### What is asked
Present every line of the rows below as a Markdown table with the columns Number and Content, numbering the lines in order and skipping any blank ones. Leave the pictures out.
----- Data shown
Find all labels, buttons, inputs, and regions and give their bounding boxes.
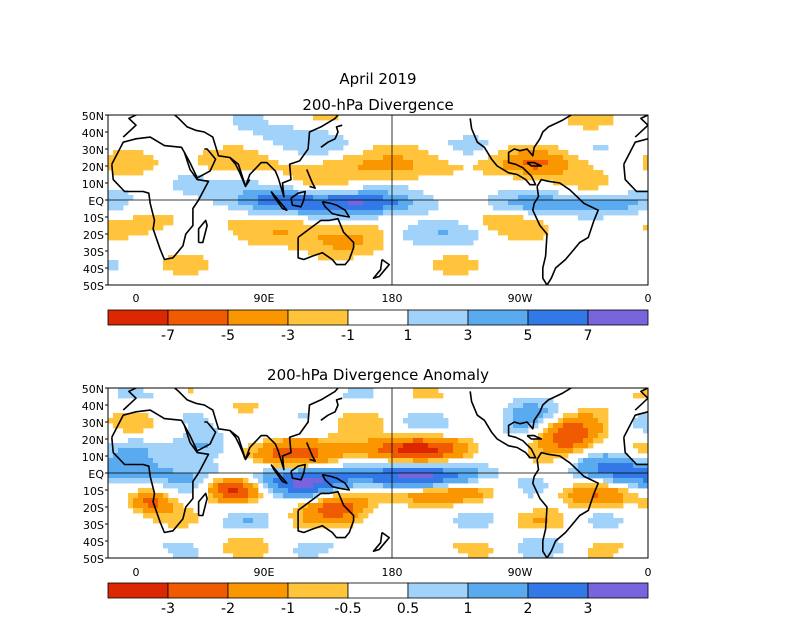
lat-label: 20S [83,502,104,515]
panel-title-divergence: 200-hPa Divergence [302,96,453,114]
colorbar-label: -0.5 [334,601,361,617]
colorbar-label: 1 [464,601,473,617]
lat-label: 50N [82,110,104,123]
colorbar-swatch [527,309,589,326]
lat-label: 10N [82,451,104,464]
anomaly-lon-axis: 0 90E 180 90W 0 [133,566,652,579]
lat-label: 40N [82,400,104,413]
divergence-colorbar-labels: -7 -5 -3 -1 1 3 5 7 [161,328,592,344]
colorbar-label: 2 [524,601,533,617]
lat-label: 50S [83,280,104,293]
colorbar-swatch [527,582,589,599]
colorbar-label: 5 [524,328,533,344]
divergence-map [105,114,649,286]
anomaly-map [105,387,649,559]
colorbar-swatch [227,309,289,326]
divergence-lat-axis: 50N 40N 30N 20N 10N EQ 10S 20S 30S 40S 5… [82,110,105,293]
lat-label: 10N [82,178,104,191]
colorbar-swatch [167,582,229,599]
lon-label: 0 [645,566,652,579]
lon-label: 0 [133,566,140,579]
colorbar-label: 1 [404,328,413,344]
lat-label: 30S [83,246,104,259]
lon-label: 90E [254,566,275,579]
lon-label: 180 [382,292,403,305]
lat-label: 40S [83,263,104,276]
lon-label: 0 [645,292,652,305]
lat-label: 50N [82,383,104,396]
lon-label: 90E [254,292,275,305]
colorbar-swatch [407,309,469,326]
lat-label: 40N [82,127,104,140]
divergence-lon-axis: 0 90E 180 90W 0 [133,292,652,305]
anomaly-colorbar-labels: -3 -2 -1 -0.5 0.5 1 2 3 [161,601,592,617]
colorbar-swatch [287,309,349,326]
lat-label: 30N [82,144,104,157]
colorbar-swatch [587,582,649,599]
colorbar-label: -2 [221,601,235,617]
lat-label: 30N [82,417,104,430]
colorbar-swatch [347,582,409,599]
lat-label: EQ [88,468,104,481]
colorbar-swatch [407,582,469,599]
lat-label: EQ [88,195,104,208]
divergence-colorbar [107,309,649,326]
lat-label: 10S [83,485,104,498]
lat-label: 50S [83,553,104,566]
colorbar-swatch [287,582,349,599]
colorbar-label: 7 [584,328,593,344]
lat-label: 20S [83,229,104,242]
colorbar-swatch [227,582,289,599]
colorbar-swatch [167,309,229,326]
lat-label: 40S [83,536,104,549]
colorbar-swatch [347,309,409,326]
colorbar-label: -1 [281,601,295,617]
colorbar-swatch [107,309,169,326]
lon-label: 180 [382,566,403,579]
colorbar-label: 3 [464,328,473,344]
anomaly-colorbar [107,582,649,599]
colorbar-swatch [587,309,649,326]
anomaly-lat-axis: 50N 40N 30N 20N 10N EQ 10S 20S 30S 40S 5… [82,383,105,566]
colorbar-label: -5 [221,328,235,344]
colorbar-label: -3 [281,328,295,344]
lat-label: 30S [83,519,104,532]
colorbar-label: -3 [161,601,175,617]
lat-label: 10S [83,212,104,225]
lat-label: 20N [82,161,104,174]
colorbar-label: -1 [341,328,355,344]
colorbar-label: -7 [161,328,175,344]
panel-title-anomaly: 200-hPa Divergence Anomaly [267,366,489,384]
colorbar-label: 0.5 [397,601,419,617]
lon-label: 90W [508,566,533,579]
lon-label: 90W [508,292,533,305]
figure-title: April 2019 [339,70,416,88]
colorbar-swatch [467,309,529,326]
colorbar-label: 3 [584,601,593,617]
colorbar-swatch [107,582,169,599]
lat-label: 20N [82,434,104,447]
colorbar-swatch [467,582,529,599]
lon-label: 0 [133,292,140,305]
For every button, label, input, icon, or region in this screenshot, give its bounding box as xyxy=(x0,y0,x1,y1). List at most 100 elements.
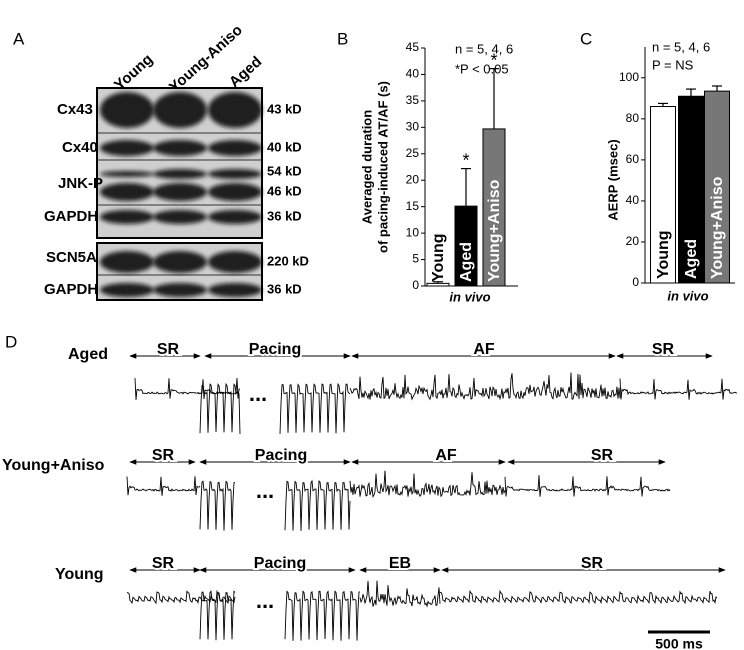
----------
### Finished task
| Number | Content |
|---|---|
| 1 | Find all labels, buttons, inputs, and regions and give their bounding boxes. |
| 2 | lat-label: 20S [83,502,104,515] |
| 3 | panel-title-divergence: 200-hPa Divergence [302,96,453,114] |
| 4 | colorbar-label: -0.5 [334,601,361,617] |
| 5 | colorbar-label: 1 [464,601,473,617] |
| 6 | lat-label: 50N [82,110,104,123] |
| 7 | colorbar-swatch [527,309,589,326] |
| 8 | lat-label: 10N [82,451,104,464] |
| 9 | anomaly-lon-axis: 0 90E 180 90W 0 [133,566,652,579] |
| 10 | lat-label: 40N [82,400,104,413] |
| 11 | divergence-colorbar-labels: -7 -5 -3 -1 1 3 5 7 [161,328,592,344] |
| 12 | colorbar-label: 2 [524,601,533,617] |
| 13 | lat-label: 50S [83,280,104,293] |
| 14 | colorbar-swatch [527,582,589,599] |
| 15 | colorbar-label: 5 [524,328,533,344] |
| 16 | divergence-map [105,114,649,286] |
| 17 | anomaly-map [105,387,649,559] |
| 18 | colorbar-swatch [227,309,289,326] |
| 19 | divergence-lat-axis: 50N 40N 30N 20N 10N EQ 10S 20S 30S 40S 5… [82,110,105,293] |
| 20 | lat-label: 10N [82,178,104,191] |
| 21 | colorbar-swatch [167,582,229,599] |
| 22 | lon-label: 0 [645,566,652,579] |
| 23 | lon-label: 0 [133,566,140,579] |
| 24 | colorbar-label: 1 [404,328,413,344] |
| 25 | lat-label: 30S [83,246,104,259] |
| 26 | lon-label: 90E [254,566,275,579] |
| 27 | lon-label: 180 [382,292,403,305] |
| 28 | lat-label: 40S [83,263,104,276] |
| 29 | lon-label: 0 [645,292,652,305] |
| 30 | lat-label: 50N [82,383,104,396] |
| 31 | lon-label: 90E [254,292,275,305] |
| 32 | colorbar-swatch [407,309,469,326] |
| 33 | lat-label: 40N [82,127,104,140] |
| 34 | divergence-lon-axis: 0 90E 180 90W 0 [133,292,652,305] |
| 35 | anomaly-colorbar-labels: -3 -2 -1 -0.5 0.5 1 2 3 [161,601,592,617] |
| 36 | colorbar-swatch [287,309,349,326] |
| 37 | lat-label: 30N [82,144,104,157] |
| 38 | colorbar-swatch [587,582,649,599] |
| 39 | colorbar-label: -2 [221,601,235,617] |
| 40 | lat-label: 30N [82,417,104,430] |
| 41 | colorbar-swatch [347,582,409,599] |
| 42 | lat-label: EQ [88,468,104,481] |
| 43 | colorbar-swatch [407,582,469,599] |
| 44 | lat-label: EQ [88,195,104,208] |
| 45 | divergence-colorbar [107,309,649,326] |
| 46 | lat-label: 10S [83,485,104,498] |
| 47 | lat-label: 50S [83,553,104,566] |
| 48 | colorbar-swatch [287,582,349,599] |
| 49 | colorbar-label: 7 [584,328,593,344] |
| 50 | lat-label: 20S [83,229,104,242] |
| 51 | colorbar-swatch [227,582,289,599] |
| 52 | colorbar-swatch [167,309,229,326] |
| 53 | lat-label: 40S [83,536,104,549] |
| 54 | colorbar-swatch [347,309,409,326] |
| 55 | colorbar-label: -1 [281,601,295,617] |
| 56 | colorbar-swatch [107,309,169,326] |
| 57 | lon-label: 180 [382,566,403,579] |
| 58 | colorbar-label: 3 [464,328,473,344] |
| 59 | anomaly-colorbar [107,582,649,599] |
| 60 | colorbar-swatch [587,309,649,326] |
| 61 | anomaly-lat-axis: 50N 40N 30N 20N 10N EQ 10S 20S 30S 40S 5… [82,383,105,566] |
| 62 | colorbar-label: -5 [221,328,235,344] |
| 63 | colorbar-label: -3 [281,328,295,344] |
| 64 | lat-label: 30S [83,519,104,532] |
| 65 | colorbar-label: -3 [161,601,175,617] |
| 66 | lat-label: 10S [83,212,104,225] |
| 67 | lat-label: 20N [82,161,104,174] |
| 68 | colorbar-label: -1 [341,328,355,344] |
| 69 | colorbar-label: -7 [161,328,175,344] |
| 70 | panel-title-anomaly: 200-hPa Divergence Anomaly [267,366,489,384] |
| 71 | colorbar-label: 0.5 [397,601,419,617] |
| 72 | lon-label: 90W [508,566,533,579] |
| 73 | lon-label: 90W [508,292,533,305] |
| 74 | figure-title: April 2019 [339,70,416,88] |
| 75 | colorbar-swatch [467,309,529,326] |
| 76 | colorbar-label: 3 [584,601,593,617] |
| 77 | colorbar-swatch [107,582,169,599] |
| 78 | lat-label: 20N [82,434,104,447] |
| 79 | colorbar-swatch [467,582,529,599] |
| 80 | lon-label: 0 [133,292,140,305] |
| 81 | For every button, label, input, icon, or region in this screenshot, give its bounding box as xyxy=(x0,y0,x1,y1). List at most 100 elements. |